* START *
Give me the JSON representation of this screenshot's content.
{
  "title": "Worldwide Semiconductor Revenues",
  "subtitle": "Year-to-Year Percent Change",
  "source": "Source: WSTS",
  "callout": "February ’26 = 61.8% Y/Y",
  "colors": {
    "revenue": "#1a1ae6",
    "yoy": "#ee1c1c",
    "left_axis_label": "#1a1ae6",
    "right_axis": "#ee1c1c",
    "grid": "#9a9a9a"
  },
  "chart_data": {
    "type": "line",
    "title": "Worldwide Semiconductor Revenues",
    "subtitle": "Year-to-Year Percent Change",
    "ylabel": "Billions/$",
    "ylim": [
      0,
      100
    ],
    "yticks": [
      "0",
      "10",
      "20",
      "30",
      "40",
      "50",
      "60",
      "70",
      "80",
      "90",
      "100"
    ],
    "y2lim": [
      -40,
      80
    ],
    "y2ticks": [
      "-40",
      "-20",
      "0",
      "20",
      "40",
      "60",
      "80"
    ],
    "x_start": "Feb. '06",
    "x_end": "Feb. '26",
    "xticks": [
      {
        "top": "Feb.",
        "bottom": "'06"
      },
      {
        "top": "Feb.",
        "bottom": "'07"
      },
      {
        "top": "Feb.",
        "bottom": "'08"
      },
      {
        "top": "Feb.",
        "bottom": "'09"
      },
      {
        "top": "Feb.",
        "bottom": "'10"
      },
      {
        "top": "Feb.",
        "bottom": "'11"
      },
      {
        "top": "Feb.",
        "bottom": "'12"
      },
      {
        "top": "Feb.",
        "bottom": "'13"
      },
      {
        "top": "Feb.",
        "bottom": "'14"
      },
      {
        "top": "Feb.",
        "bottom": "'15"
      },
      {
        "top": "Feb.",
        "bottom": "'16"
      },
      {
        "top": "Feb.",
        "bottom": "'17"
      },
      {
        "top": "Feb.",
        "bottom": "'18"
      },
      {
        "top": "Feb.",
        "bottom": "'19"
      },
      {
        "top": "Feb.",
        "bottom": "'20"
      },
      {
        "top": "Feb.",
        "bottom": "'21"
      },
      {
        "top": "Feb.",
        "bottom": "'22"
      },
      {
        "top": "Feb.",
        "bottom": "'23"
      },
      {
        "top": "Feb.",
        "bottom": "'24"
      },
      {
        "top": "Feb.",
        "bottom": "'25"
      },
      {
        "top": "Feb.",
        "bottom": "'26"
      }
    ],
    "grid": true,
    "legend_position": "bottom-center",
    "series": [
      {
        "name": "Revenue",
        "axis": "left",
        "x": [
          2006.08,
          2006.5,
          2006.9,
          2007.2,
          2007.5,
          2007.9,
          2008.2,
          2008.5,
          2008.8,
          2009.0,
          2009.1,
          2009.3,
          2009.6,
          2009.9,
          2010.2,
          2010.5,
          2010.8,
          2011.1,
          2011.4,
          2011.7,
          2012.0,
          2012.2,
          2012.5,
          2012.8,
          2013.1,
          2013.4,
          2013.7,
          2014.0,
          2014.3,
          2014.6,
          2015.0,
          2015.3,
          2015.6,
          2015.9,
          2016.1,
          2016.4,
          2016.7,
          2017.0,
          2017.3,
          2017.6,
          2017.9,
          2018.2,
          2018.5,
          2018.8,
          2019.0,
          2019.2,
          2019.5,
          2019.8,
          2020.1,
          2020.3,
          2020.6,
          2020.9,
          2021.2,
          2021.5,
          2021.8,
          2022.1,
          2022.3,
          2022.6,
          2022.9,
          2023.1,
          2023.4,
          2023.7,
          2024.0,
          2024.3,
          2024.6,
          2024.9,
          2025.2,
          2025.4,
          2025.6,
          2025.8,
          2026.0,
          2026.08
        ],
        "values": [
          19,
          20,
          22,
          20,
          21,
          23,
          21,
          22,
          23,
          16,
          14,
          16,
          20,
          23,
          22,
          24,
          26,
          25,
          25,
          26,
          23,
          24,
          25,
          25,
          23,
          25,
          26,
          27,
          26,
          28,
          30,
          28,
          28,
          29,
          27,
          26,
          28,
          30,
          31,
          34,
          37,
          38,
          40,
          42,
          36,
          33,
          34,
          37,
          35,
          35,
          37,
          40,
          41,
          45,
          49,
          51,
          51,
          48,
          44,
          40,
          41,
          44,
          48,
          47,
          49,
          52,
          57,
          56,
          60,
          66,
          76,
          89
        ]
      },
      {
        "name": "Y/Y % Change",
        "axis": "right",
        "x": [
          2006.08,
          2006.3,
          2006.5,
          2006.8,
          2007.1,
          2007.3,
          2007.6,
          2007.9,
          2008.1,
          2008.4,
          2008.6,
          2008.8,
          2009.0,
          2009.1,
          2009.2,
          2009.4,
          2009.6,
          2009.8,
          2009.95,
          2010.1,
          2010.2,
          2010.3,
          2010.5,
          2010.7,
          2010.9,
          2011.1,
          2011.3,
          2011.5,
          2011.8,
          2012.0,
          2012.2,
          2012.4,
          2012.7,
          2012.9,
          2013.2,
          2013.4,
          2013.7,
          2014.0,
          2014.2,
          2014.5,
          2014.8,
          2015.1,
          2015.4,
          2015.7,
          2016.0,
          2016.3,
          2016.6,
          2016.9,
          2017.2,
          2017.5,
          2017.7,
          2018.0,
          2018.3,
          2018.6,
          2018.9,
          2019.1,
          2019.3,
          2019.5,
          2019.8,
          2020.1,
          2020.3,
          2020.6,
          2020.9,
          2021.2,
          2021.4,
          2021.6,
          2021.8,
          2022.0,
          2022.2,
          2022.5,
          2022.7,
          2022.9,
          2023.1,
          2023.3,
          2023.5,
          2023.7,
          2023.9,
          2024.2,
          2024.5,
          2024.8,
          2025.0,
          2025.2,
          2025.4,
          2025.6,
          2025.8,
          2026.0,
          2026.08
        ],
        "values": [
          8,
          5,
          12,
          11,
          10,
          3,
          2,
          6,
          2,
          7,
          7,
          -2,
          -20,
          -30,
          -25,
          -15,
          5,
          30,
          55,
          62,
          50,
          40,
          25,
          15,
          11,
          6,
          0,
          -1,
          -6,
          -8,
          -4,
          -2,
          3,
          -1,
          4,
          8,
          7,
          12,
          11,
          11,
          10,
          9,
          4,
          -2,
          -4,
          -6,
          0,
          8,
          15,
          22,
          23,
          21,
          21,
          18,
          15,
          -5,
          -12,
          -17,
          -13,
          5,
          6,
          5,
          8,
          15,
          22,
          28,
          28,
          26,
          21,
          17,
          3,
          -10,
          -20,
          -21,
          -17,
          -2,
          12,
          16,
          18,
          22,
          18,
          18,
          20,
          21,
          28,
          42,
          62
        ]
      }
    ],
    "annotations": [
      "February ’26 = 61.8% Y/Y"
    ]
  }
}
* END *
■ Goal of the exercise
Each line that has the word "Semiconductor" should be copied.

■ Output for this exercise
  "title": "Worldwide Semiconductor Revenues",
    "title": "Worldwide Semiconductor Revenues",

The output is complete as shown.